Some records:
◆ ◆ ◆ ◆ ◆ ◆ ◆
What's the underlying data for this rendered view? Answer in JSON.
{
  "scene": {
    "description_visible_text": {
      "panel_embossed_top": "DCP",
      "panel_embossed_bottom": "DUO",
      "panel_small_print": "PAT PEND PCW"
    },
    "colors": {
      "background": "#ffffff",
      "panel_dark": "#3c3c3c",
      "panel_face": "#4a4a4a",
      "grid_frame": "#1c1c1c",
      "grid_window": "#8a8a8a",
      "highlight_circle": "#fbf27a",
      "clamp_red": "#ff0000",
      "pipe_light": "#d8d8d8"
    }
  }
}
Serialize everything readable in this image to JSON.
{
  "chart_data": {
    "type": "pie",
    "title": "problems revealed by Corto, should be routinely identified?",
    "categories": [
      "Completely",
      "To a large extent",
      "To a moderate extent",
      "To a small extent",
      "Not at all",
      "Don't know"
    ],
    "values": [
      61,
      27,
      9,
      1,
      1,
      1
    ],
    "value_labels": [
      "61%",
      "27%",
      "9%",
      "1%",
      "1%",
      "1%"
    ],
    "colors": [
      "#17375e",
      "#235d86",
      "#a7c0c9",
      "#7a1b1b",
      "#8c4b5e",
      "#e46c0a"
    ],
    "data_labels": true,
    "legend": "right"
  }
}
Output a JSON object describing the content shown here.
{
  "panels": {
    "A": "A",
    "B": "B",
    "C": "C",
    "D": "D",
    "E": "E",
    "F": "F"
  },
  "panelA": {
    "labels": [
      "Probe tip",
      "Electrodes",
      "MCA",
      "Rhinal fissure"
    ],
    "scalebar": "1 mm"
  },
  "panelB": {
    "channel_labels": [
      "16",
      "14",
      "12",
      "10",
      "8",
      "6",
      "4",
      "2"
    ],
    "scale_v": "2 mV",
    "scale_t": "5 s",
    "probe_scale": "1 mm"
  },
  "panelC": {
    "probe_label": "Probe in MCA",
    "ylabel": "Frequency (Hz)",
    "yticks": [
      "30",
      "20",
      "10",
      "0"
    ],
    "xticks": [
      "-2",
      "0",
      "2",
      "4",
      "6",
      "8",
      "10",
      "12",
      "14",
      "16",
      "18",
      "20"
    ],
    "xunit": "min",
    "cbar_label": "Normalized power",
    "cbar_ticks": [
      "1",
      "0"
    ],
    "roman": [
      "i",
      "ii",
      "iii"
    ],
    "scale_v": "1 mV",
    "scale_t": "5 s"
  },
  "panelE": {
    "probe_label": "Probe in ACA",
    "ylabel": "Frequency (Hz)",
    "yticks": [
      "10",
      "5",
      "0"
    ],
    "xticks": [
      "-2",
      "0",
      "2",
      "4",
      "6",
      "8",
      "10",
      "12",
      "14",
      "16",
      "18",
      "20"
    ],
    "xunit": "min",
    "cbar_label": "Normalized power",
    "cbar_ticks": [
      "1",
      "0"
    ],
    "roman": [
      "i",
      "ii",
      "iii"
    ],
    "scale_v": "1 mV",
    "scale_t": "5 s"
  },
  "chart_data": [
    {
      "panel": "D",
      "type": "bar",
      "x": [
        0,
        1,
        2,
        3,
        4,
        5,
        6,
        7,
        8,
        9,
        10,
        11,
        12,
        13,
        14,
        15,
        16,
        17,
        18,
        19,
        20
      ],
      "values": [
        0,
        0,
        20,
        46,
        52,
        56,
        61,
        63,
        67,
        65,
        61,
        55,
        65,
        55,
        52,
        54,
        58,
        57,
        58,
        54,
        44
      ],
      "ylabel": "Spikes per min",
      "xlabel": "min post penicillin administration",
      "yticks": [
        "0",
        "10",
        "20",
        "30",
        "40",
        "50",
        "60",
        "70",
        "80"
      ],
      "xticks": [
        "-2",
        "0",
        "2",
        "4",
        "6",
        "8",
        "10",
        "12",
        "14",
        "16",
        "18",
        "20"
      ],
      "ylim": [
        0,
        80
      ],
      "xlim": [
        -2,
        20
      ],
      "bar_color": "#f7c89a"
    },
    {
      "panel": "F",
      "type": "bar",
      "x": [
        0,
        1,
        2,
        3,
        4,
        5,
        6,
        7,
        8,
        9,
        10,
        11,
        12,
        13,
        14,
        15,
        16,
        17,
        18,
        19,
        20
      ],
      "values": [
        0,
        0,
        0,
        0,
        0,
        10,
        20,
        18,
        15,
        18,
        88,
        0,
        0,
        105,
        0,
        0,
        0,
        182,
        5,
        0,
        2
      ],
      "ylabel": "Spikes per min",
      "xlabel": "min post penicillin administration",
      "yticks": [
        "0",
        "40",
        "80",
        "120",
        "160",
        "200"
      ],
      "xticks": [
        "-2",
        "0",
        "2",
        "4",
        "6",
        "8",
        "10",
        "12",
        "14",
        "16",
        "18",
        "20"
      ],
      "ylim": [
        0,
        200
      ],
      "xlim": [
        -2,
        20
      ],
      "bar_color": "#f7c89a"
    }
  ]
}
◆ ◆ ◆ ◆ ◆ ◆ ◆
INSTRUCTION:
Pick out each line in the material containing "this".

EXERCISE OUTPUT:
What's the underlying data for this rendered view? Answer in JSON.
Serialize everything readable in this image to JSON.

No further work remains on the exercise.